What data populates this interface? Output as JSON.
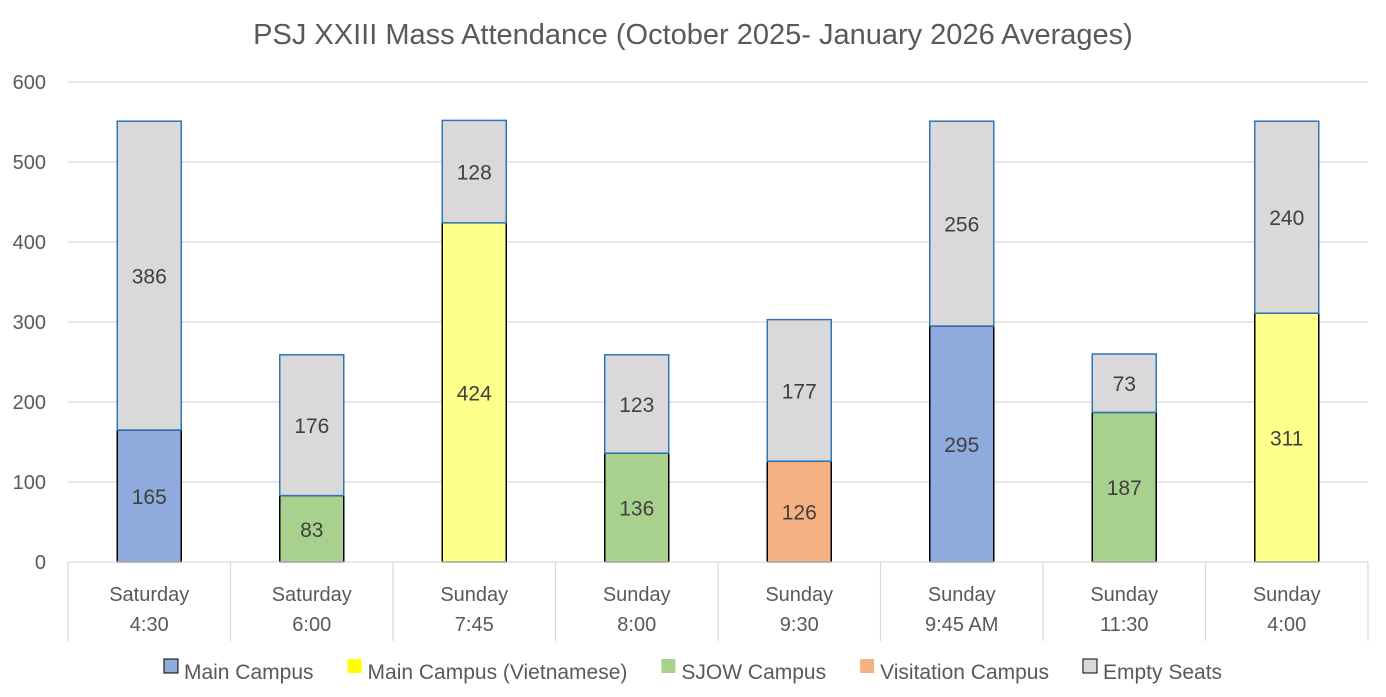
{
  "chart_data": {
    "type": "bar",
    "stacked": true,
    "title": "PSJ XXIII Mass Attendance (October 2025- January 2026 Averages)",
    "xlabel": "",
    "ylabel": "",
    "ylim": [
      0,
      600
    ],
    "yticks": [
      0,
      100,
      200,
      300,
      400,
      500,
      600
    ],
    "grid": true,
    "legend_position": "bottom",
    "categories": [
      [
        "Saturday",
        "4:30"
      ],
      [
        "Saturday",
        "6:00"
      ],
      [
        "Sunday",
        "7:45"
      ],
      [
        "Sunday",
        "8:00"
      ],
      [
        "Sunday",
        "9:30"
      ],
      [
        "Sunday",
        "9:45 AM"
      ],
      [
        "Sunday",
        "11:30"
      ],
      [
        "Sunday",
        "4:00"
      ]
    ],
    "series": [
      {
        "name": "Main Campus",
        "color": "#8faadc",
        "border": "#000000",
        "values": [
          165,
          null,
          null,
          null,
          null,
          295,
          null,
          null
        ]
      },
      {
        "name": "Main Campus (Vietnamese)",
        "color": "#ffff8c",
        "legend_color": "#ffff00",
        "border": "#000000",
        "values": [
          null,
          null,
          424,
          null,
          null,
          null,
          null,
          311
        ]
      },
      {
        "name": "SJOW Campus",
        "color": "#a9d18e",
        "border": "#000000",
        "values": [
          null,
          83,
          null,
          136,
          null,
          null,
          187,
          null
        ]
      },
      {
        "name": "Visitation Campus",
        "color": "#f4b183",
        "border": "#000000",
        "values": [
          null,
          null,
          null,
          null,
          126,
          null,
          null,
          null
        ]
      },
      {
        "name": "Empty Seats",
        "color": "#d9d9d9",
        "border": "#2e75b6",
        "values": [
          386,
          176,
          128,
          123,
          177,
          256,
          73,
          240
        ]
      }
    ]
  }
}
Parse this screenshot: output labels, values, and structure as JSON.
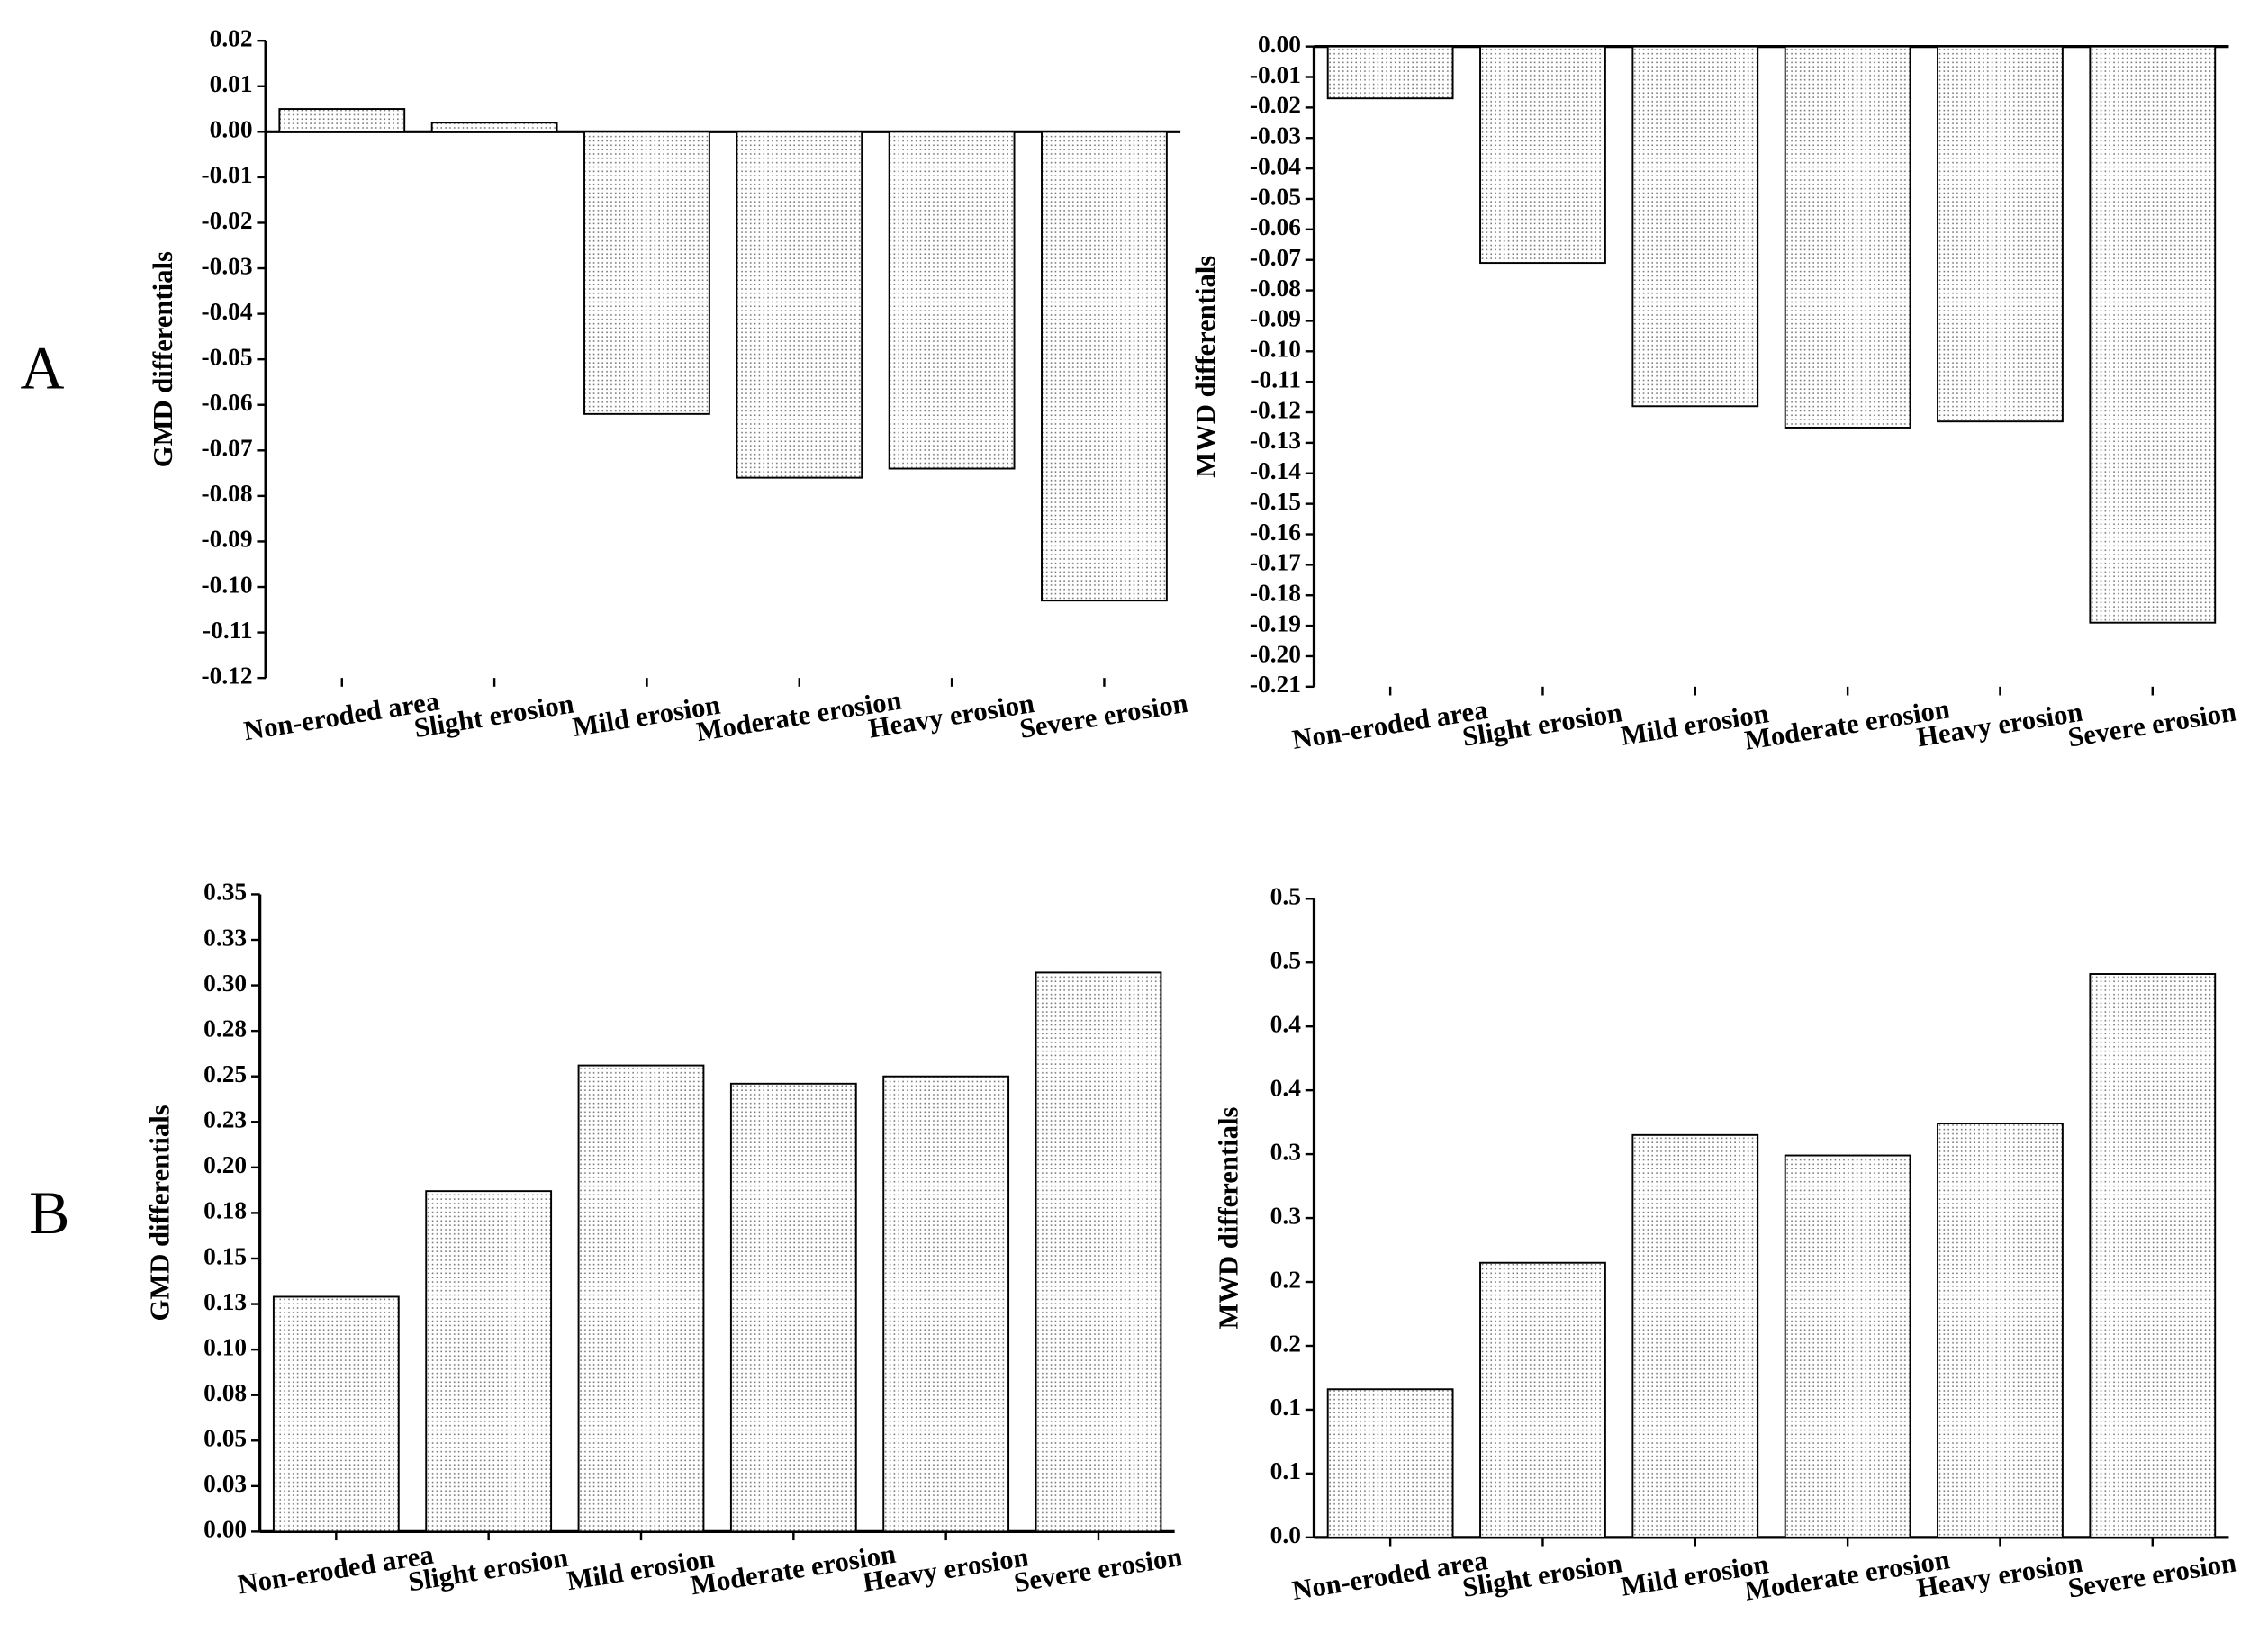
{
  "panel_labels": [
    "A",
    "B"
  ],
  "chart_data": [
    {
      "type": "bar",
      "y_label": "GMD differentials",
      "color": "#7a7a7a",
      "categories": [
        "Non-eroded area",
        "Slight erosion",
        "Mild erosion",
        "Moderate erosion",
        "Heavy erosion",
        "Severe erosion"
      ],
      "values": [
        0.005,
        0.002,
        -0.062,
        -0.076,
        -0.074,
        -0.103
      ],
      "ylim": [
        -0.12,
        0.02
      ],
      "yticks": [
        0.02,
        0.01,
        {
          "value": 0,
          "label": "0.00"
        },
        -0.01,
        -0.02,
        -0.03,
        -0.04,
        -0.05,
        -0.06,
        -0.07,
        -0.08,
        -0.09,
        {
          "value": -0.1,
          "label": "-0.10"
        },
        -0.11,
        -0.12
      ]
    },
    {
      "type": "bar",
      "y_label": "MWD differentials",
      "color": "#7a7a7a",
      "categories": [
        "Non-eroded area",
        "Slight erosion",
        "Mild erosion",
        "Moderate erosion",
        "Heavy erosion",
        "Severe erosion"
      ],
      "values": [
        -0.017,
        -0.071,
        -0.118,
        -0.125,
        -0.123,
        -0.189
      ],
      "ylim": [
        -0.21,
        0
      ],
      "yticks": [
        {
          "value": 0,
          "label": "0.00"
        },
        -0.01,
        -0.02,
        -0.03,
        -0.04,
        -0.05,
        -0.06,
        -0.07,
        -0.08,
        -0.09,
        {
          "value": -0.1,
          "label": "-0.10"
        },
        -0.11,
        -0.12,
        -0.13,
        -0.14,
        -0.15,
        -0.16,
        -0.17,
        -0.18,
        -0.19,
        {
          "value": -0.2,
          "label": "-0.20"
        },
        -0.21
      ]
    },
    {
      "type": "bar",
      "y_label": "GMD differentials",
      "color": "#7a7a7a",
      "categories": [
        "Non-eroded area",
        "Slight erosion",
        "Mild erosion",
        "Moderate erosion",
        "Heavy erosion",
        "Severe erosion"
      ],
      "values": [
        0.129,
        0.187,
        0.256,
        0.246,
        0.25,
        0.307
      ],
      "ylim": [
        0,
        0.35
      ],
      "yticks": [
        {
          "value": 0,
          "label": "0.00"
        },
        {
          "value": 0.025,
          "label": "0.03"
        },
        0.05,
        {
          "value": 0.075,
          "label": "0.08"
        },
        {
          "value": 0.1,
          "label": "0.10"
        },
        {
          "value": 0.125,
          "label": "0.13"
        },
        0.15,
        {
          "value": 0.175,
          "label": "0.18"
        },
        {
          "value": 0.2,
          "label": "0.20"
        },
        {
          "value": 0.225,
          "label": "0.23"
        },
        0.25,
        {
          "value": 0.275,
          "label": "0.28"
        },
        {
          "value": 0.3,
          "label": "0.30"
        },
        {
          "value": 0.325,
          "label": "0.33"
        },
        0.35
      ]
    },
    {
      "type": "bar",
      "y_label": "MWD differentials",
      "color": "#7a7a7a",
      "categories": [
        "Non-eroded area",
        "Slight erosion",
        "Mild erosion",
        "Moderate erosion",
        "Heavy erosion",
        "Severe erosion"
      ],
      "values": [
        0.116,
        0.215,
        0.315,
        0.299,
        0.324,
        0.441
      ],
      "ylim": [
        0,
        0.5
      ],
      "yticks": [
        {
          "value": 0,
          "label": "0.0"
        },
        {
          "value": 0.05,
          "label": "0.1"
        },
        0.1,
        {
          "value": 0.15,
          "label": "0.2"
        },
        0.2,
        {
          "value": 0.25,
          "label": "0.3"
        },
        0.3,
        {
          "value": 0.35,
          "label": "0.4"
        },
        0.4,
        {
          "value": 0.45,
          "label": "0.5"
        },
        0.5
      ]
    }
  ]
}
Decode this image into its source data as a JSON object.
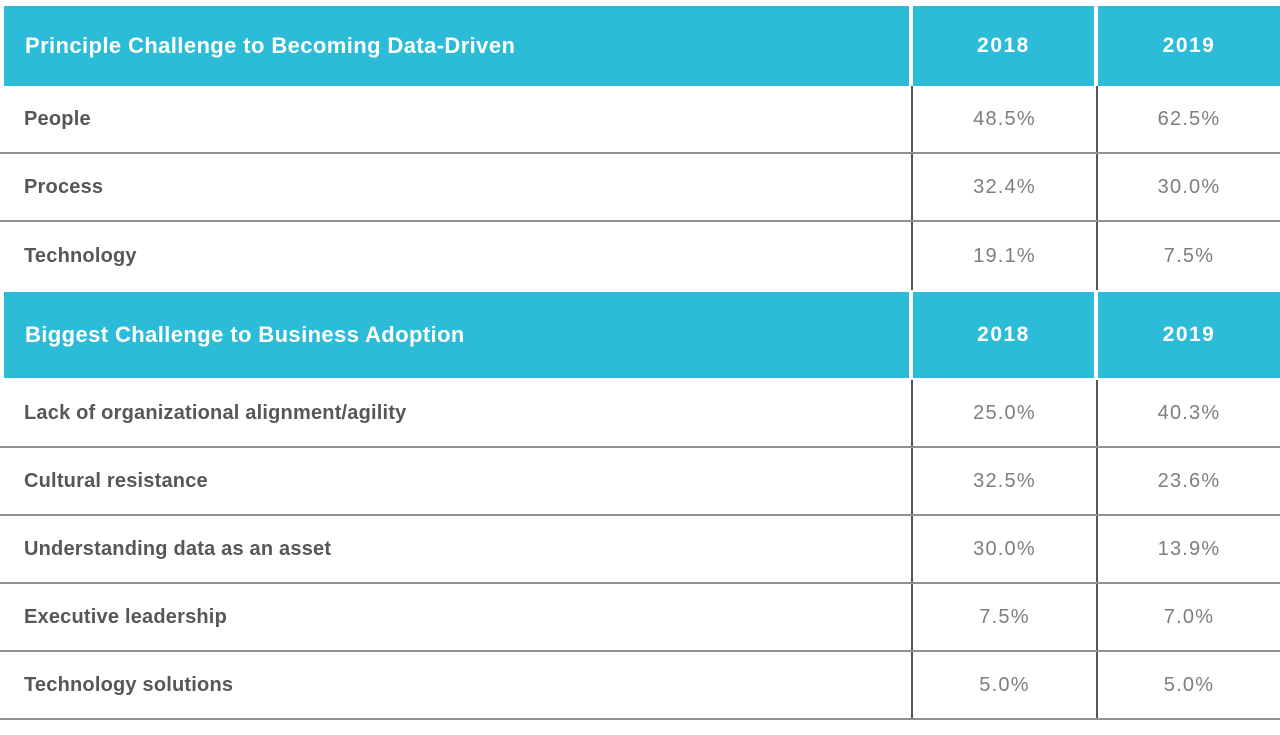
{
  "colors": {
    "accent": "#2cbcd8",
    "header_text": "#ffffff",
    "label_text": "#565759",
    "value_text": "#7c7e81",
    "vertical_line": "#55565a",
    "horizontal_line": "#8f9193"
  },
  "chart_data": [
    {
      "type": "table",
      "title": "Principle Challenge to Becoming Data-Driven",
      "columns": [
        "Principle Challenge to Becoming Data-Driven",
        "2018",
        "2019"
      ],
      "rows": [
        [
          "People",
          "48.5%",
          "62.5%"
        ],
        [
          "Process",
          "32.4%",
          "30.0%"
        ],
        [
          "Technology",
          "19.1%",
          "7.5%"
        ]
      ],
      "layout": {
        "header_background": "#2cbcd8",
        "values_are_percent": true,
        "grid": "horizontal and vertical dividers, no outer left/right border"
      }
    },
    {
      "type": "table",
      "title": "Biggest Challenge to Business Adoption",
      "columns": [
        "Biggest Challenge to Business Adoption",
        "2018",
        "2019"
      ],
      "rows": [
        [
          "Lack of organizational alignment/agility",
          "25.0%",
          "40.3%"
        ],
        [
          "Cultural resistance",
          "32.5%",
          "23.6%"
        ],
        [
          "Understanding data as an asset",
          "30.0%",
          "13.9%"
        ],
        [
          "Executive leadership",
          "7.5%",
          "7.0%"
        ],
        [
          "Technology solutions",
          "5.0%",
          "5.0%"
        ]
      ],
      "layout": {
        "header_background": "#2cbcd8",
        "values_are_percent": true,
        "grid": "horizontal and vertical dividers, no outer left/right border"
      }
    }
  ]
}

> Exercise requirements: Strip out the images, then output the records above word for word.

> Result for this exercise:
What data populates this interface? Output as JSON.
{
  "chart_data": {
    "type": "bar",
    "stacked": true,
    "title": "PSJ XXIII Mass Attendance (October 2025- January 2026 Averages)",
    "xlabel": "",
    "ylabel": "",
    "ylim": [
      0,
      600
    ],
    "yticks": [
      0,
      100,
      200,
      300,
      400,
      500,
      600
    ],
    "grid": true,
    "legend_position": "bottom",
    "categories": [
      [
        "Saturday",
        "4:30"
      ],
      [
        "Saturday",
        "6:00"
      ],
      [
        "Sunday",
        "7:45"
      ],
      [
        "Sunday",
        "8:00"
      ],
      [
        "Sunday",
        "9:30"
      ],
      [
        "Sunday",
        "9:45 AM"
      ],
      [
        "Sunday",
        "11:30"
      ],
      [
        "Sunday",
        "4:00"
      ]
    ],
    "series": [
      {
        "name": "Main Campus",
        "color": "#8faadc",
        "border": "#000000",
        "values": [
          165,
          null,
          null,
          null,
          null,
          295,
          null,
          null
        ]
      },
      {
        "name": "Main Campus (Vietnamese)",
        "color": "#ffff8c",
        "legend_color": "#ffff00",
        "border": "#000000",
        "values": [
          null,
          null,
          424,
          null,
          null,
          null,
          null,
          311
        ]
      },
      {
        "name": "SJOW Campus",
        "color": "#a9d18e",
        "border": "#000000",
        "values": [
          null,
          83,
          null,
          136,
          null,
          null,
          187,
          null
        ]
      },
      {
        "name": "Visitation Campus",
        "color": "#f4b183",
        "border": "#000000",
        "values": [
          null,
          null,
          null,
          null,
          126,
          null,
          null,
          null
        ]
      },
      {
        "name": "Empty Seats",
        "color": "#d9d9d9",
        "border": "#2e75b6",
        "values": [
          386,
          176,
          128,
          123,
          177,
          256,
          73,
          240
        ]
      }
    ]
  }
}
Parse this screenshot: output labels, values, and structure as JSON.
{
  "panel_labels": [
    "A",
    "B"
  ],
  "chart_data": [
    {
      "type": "bar",
      "y_label": "GMD differentials",
      "color": "#7a7a7a",
      "categories": [
        "Non-eroded area",
        "Slight erosion",
        "Mild erosion",
        "Moderate erosion",
        "Heavy erosion",
        "Severe erosion"
      ],
      "values": [
        0.005,
        0.002,
        -0.062,
        -0.076,
        -0.074,
        -0.103
      ],
      "ylim": [
        -0.12,
        0.02
      ],
      "yticks": [
        0.02,
        0.01,
        {
          "value": 0,
          "label": "0.00"
        },
        -0.01,
        -0.02,
        -0.03,
        -0.04,
        -0.05,
        -0.06,
        -0.07,
        -0.08,
        -0.09,
        {
          "value": -0.1,
          "label": "-0.10"
        },
        -0.11,
        -0.12
      ]
    },
    {
      "type": "bar",
      "y_label": "MWD differentials",
      "color": "#7a7a7a",
      "categories": [
        "Non-eroded area",
        "Slight erosion",
        "Mild erosion",
        "Moderate erosion",
        "Heavy erosion",
        "Severe erosion"
      ],
      "values": [
        -0.017,
        -0.071,
        -0.118,
        -0.125,
        -0.123,
        -0.189
      ],
      "ylim": [
        -0.21,
        0
      ],
      "yticks": [
        {
          "value": 0,
          "label": "0.00"
        },
        -0.01,
        -0.02,
        -0.03,
        -0.04,
        -0.05,
        -0.06,
        -0.07,
        -0.08,
        -0.09,
        {
          "value": -0.1,
          "label": "-0.10"
        },
        -0.11,
        -0.12,
        -0.13,
        -0.14,
        -0.15,
        -0.16,
        -0.17,
        -0.18,
        -0.19,
        {
          "value": -0.2,
          "label": "-0.20"
        },
        -0.21
      ]
    },
    {
      "type": "bar",
      "y_label": "GMD differentials",
      "color": "#7a7a7a",
      "categories": [
        "Non-eroded area",
        "Slight erosion",
        "Mild erosion",
        "Moderate erosion",
        "Heavy erosion",
        "Severe erosion"
      ],
      "values": [
        0.129,
        0.187,
        0.256,
        0.246,
        0.25,
        0.307
      ],
      "ylim": [
        0,
        0.35
      ],
      "yticks": [
        {
          "value": 0,
          "label": "0.00"
        },
        {
          "value": 0.025,
          "label": "0.03"
        },
        0.05,
        {
          "value": 0.075,
          "label": "0.08"
        },
        {
          "value": 0.1,
          "label": "0.10"
        },
        {
          "value": 0.125,
          "label": "0.13"
        },
        0.15,
        {
          "value": 0.175,
          "label": "0.18"
        },
        {
          "value": 0.2,
          "label": "0.20"
        },
        {
          "value": 0.225,
          "label": "0.23"
        },
        0.25,
        {
          "value": 0.275,
          "label": "0.28"
        },
        {
          "value": 0.3,
          "label": "0.30"
        },
        {
          "value": 0.325,
          "label": "0.33"
        },
        0.35
      ]
    },
    {
      "type": "bar",
      "y_label": "MWD differentials",
      "color": "#7a7a7a",
      "categories": [
        "Non-eroded area",
        "Slight erosion",
        "Mild erosion",
        "Moderate erosion",
        "Heavy erosion",
        "Severe erosion"
      ],
      "values": [
        0.116,
        0.215,
        0.315,
        0.299,
        0.324,
        0.441
      ],
      "ylim": [
        0,
        0.5
      ],
      "yticks": [
        {
          "value": 0,
          "label": "0.0"
        },
        {
          "value": 0.05,
          "label": "0.1"
        },
        0.1,
        {
          "value": 0.15,
          "label": "0.2"
        },
        0.2,
        {
          "value": 0.25,
          "label": "0.3"
        },
        0.3,
        {
          "value": 0.35,
          "label": "0.4"
        },
        0.4,
        {
          "value": 0.45,
          "label": "0.5"
        },
        0.5
      ]
    }
  ]
}
Decode this image into its source data as a JSON object.
{
  "colors": {
    "accent": "#2cbcd8",
    "header_text": "#ffffff",
    "label_text": "#565759",
    "value_text": "#7c7e81",
    "vertical_line": "#55565a",
    "horizontal_line": "#8f9193"
  },
  "chart_data": [
    {
      "type": "table",
      "title": "Principle Challenge to Becoming Data-Driven",
      "columns": [
        "Principle Challenge to Becoming Data-Driven",
        "2018",
        "2019"
      ],
      "rows": [
        [
          "People",
          "48.5%",
          "62.5%"
        ],
        [
          "Process",
          "32.4%",
          "30.0%"
        ],
        [
          "Technology",
          "19.1%",
          "7.5%"
        ]
      ],
      "layout": {
        "header_background": "#2cbcd8",
        "values_are_percent": true,
        "grid": "horizontal and vertical dividers, no outer left/right border"
      }
    },
    {
      "type": "table",
      "title": "Biggest Challenge to Business Adoption",
      "columns": [
        "Biggest Challenge to Business Adoption",
        "2018",
        "2019"
      ],
      "rows": [
        [
          "Lack of organizational alignment/agility",
          "25.0%",
          "40.3%"
        ],
        [
          "Cultural resistance",
          "32.5%",
          "23.6%"
        ],
        [
          "Understanding data as an asset",
          "30.0%",
          "13.9%"
        ],
        [
          "Executive leadership",
          "7.5%",
          "7.0%"
        ],
        [
          "Technology solutions",
          "5.0%",
          "5.0%"
        ]
      ],
      "layout": {
        "header_background": "#2cbcd8",
        "values_are_percent": true,
        "grid": "horizontal and vertical dividers, no outer left/right border"
      }
    }
  ]
}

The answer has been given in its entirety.